** Dataset rows **
※
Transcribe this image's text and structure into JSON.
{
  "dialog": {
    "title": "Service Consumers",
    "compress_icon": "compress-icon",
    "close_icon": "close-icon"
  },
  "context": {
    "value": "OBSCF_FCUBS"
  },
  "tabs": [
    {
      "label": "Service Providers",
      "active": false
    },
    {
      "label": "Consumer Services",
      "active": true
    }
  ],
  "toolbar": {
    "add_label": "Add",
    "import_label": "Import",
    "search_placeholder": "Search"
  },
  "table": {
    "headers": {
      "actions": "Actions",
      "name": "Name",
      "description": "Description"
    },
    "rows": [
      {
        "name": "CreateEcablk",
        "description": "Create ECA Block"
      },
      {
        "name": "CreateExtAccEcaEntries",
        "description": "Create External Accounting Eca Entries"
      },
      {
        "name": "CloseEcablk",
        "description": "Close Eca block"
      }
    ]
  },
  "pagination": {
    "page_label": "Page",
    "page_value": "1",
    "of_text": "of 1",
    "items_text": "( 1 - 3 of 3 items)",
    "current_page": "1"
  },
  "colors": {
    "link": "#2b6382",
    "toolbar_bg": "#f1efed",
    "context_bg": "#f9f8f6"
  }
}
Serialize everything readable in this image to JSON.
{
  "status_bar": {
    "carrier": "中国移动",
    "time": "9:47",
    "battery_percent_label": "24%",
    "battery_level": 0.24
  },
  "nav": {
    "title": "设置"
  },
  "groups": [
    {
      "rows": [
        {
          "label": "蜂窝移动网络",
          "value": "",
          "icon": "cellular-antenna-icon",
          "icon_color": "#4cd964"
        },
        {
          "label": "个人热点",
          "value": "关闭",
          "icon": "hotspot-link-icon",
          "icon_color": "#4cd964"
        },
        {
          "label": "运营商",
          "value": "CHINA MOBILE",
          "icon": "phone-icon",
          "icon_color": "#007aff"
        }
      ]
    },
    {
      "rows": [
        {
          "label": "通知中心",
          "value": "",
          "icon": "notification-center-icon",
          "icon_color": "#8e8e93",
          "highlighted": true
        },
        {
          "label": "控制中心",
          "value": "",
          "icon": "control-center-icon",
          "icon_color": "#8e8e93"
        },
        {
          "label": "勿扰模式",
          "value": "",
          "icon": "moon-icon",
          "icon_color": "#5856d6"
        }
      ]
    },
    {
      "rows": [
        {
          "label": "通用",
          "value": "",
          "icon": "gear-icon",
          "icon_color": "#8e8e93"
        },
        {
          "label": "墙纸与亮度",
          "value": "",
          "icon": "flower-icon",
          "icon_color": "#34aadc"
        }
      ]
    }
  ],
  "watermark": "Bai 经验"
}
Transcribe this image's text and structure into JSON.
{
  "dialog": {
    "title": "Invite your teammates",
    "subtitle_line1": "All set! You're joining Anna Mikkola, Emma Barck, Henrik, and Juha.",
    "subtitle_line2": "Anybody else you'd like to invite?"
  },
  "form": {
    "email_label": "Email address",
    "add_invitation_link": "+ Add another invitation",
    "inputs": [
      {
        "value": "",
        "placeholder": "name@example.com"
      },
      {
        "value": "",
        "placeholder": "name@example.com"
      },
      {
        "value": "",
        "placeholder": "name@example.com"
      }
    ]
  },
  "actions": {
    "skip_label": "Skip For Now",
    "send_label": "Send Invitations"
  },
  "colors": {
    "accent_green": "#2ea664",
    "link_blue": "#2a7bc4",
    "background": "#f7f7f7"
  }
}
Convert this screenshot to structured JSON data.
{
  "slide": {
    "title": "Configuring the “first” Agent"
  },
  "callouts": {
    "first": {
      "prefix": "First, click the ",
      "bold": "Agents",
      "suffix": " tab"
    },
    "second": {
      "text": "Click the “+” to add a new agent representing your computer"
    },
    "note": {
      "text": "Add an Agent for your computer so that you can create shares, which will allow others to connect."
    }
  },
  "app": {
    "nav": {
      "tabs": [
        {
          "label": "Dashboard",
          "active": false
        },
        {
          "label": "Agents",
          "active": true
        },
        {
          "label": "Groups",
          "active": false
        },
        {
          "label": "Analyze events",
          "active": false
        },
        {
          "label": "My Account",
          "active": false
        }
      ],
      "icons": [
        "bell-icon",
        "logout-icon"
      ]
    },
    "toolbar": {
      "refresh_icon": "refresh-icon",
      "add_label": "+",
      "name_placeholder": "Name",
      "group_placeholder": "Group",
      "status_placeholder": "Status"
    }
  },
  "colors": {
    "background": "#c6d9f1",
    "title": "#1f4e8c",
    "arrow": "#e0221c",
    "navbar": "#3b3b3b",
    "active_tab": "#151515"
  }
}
※
Write out the material exactly as given.

Transcribe this image's text and structure into JSON.
{
  "dialog": {
    "title": "Service Consumers",
    "compress_icon": "compress-icon",
    "close_icon": "close-icon"
  },
  "context": {
    "value": "OBSCF_FCUBS"
  },
  "tabs": [
    {
      "label": "Service Providers",
      "active": false
    },
    {
      "label": "Consumer Services",
      "active": true
    }
  ],
  "toolbar": {
    "add_label": "Add",
    "import_label": "Import",
    "search_placeholder": "Search"
  },
  "table": {
    "headers": {
      "actions": "Actions",
      "name": "Name",
      "description": "Description"
    },
    "rows": [
      {
        "name": "CreateEcablk",
        "description": "Create ECA Block"
      },
      {
        "name": "CreateExtAccEcaEntries",
        "description": "Create External Accounting Eca Entries"
      },
      {
        "name": "CloseEcablk",
        "description": "Close Eca block"
      }
    ]
  },
  "pagination": {
    "page_label": "Page",
    "page_value": "1",
    "of_text": "of 1",
    "items_text": "( 1 - 3 of 3 items)",
    "current_page": "1"
  },
  "colors": {
    "link": "#2b6382",
    "toolbar_bg": "#f1efed",
    "context_bg": "#f9f8f6"
  }
}
Serialize everything readable in this image to JSON.
{
  "status_bar": {
    "carrier": "中国移动",
    "time": "9:47",
    "battery_percent_label": "24%",
    "battery_level": 0.24
  },
  "nav": {
    "title": "设置"
  },
  "groups": [
    {
      "rows": [
        {
          "label": "蜂窝移动网络",
          "value": "",
          "icon": "cellular-antenna-icon",
          "icon_color": "#4cd964"
        },
        {
          "label": "个人热点",
          "value": "关闭",
          "icon": "hotspot-link-icon",
          "icon_color": "#4cd964"
        },
        {
          "label": "运营商",
          "value": "CHINA MOBILE",
          "icon": "phone-icon",
          "icon_color": "#007aff"
        }
      ]
    },
    {
      "rows": [
        {
          "label": "通知中心",
          "value": "",
          "icon": "notification-center-icon",
          "icon_color": "#8e8e93",
          "highlighted": true
        },
        {
          "label": "控制中心",
          "value": "",
          "icon": "control-center-icon",
          "icon_color": "#8e8e93"
        },
        {
          "label": "勿扰模式",
          "value": "",
          "icon": "moon-icon",
          "icon_color": "#5856d6"
        }
      ]
    },
    {
      "rows": [
        {
          "label": "通用",
          "value": "",
          "icon": "gear-icon",
          "icon_color": "#8e8e93"
        },
        {
          "label": "墙纸与亮度",
          "value": "",
          "icon": "flower-icon",
          "icon_color": "#34aadc"
        }
      ]
    }
  ],
  "watermark": "Bai 经验"
}
Transcribe this image's text and structure into JSON.
{
  "dialog": {
    "title": "Invite your teammates",
    "subtitle_line1": "All set! You're joining Anna Mikkola, Emma Barck, Henrik, and Juha.",
    "subtitle_line2": "Anybody else you'd like to invite?"
  },
  "form": {
    "email_label": "Email address",
    "add_invitation_link": "+ Add another invitation",
    "inputs": [
      {
        "value": "",
        "placeholder": "name@example.com"
      },
      {
        "value": "",
        "placeholder": "name@example.com"
      },
      {
        "value": "",
        "placeholder": "name@example.com"
      }
    ]
  },
  "actions": {
    "skip_label": "Skip For Now",
    "send_label": "Send Invitations"
  },
  "colors": {
    "accent_green": "#2ea664",
    "link_blue": "#2a7bc4",
    "background": "#f7f7f7"
  }
}
Convert this screenshot to structured JSON data.
{
  "slide": {
    "title": "Configuring the “first” Agent"
  },
  "callouts": {
    "first": {
      "prefix": "First, click the ",
      "bold": "Agents",
      "suffix": " tab"
    },
    "second": {
      "text": "Click the “+” to add a new agent representing your computer"
    },
    "note": {
      "text": "Add an Agent for your computer so that you can create shares, which will allow others to connect."
    }
  },
  "app": {
    "nav": {
      "tabs": [
        {
          "label": "Dashboard",
          "active": false
        },
        {
          "label": "Agents",
          "active": true
        },
        {
          "label": "Groups",
          "active": false
        },
        {
          "label": "Analyze events",
          "active": false
        },
        {
          "label": "My Account",
          "active": false
        }
      ],
      "icons": [
        "bell-icon",
        "logout-icon"
      ]
    },
    "toolbar": {
      "refresh_icon": "refresh-icon",
      "add_label": "+",
      "name_placeholder": "Name",
      "group_placeholder": "Group",
      "status_placeholder": "Status"
    }
  },
  "colors": {
    "background": "#c6d9f1",
    "title": "#1f4e8c",
    "arrow": "#e0221c",
    "navbar": "#3b3b3b",
    "active_tab": "#151515"
  }
}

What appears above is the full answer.